• **Saved entries**
**********

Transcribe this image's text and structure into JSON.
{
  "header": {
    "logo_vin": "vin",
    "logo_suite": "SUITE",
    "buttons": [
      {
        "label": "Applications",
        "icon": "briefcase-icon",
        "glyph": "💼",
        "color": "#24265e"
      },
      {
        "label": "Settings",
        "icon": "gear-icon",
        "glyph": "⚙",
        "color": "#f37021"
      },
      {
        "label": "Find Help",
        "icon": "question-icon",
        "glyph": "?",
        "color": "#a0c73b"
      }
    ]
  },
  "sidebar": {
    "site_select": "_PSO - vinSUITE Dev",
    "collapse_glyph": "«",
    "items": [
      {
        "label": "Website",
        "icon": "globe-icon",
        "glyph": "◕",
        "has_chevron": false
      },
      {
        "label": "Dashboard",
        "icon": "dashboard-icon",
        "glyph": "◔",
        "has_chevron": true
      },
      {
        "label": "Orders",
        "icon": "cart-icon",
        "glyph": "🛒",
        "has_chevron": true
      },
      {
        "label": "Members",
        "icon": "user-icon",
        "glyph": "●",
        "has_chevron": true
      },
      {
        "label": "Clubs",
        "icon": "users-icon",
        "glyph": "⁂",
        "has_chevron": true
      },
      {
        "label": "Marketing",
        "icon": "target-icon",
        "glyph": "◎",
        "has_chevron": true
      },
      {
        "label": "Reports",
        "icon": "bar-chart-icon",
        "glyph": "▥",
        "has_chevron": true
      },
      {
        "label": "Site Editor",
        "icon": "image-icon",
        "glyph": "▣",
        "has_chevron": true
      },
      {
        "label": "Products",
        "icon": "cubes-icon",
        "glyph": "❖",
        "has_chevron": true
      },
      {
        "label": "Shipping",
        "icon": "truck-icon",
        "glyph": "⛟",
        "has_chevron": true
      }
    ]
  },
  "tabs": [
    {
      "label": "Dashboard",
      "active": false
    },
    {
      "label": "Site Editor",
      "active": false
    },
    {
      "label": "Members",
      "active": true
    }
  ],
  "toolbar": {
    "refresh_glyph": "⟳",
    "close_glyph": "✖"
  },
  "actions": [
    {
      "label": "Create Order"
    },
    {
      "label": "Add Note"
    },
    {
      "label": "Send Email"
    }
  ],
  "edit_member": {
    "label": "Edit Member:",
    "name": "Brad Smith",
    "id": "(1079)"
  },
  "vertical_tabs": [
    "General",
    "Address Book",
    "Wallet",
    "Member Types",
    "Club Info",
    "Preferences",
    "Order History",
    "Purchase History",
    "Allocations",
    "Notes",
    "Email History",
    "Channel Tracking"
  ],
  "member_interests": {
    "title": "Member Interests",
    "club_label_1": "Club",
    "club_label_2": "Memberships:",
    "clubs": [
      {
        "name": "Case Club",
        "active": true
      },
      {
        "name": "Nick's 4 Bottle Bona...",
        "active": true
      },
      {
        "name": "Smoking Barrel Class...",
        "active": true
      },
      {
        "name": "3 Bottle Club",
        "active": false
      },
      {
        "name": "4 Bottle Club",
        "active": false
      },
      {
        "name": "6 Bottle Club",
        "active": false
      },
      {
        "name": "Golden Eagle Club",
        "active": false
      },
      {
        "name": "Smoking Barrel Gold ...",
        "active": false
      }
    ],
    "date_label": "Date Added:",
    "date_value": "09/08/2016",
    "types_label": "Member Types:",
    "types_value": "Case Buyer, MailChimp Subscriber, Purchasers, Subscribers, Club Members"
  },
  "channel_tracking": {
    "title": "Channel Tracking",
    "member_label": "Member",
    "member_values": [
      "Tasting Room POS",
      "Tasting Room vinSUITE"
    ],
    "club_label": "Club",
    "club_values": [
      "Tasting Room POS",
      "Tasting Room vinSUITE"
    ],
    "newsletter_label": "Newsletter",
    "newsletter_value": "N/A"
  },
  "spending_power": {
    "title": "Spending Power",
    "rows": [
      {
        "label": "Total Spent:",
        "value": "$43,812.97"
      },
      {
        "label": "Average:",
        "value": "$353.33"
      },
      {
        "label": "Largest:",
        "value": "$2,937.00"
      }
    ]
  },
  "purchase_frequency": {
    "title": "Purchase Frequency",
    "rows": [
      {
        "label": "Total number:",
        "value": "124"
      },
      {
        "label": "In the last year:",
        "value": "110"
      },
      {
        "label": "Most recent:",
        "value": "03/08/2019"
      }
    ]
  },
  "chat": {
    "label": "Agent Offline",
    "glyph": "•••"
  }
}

**********

The lines to collect are those holding the string "name"; copy them all.

• **Complete output**
    "name": "Brad Smith",
        "name": "Case Club",
        "name": "Nick's 4 Bottle Bona...",
        "name": "Smoking Barrel Class...",
        "name": "3 Bottle Club",
        "name": "4 Bottle Club",
        "name": "6 Bottle Club",
        "name": "Golden Eagle Club",
        "name": "Smoking Barrel Gold ...",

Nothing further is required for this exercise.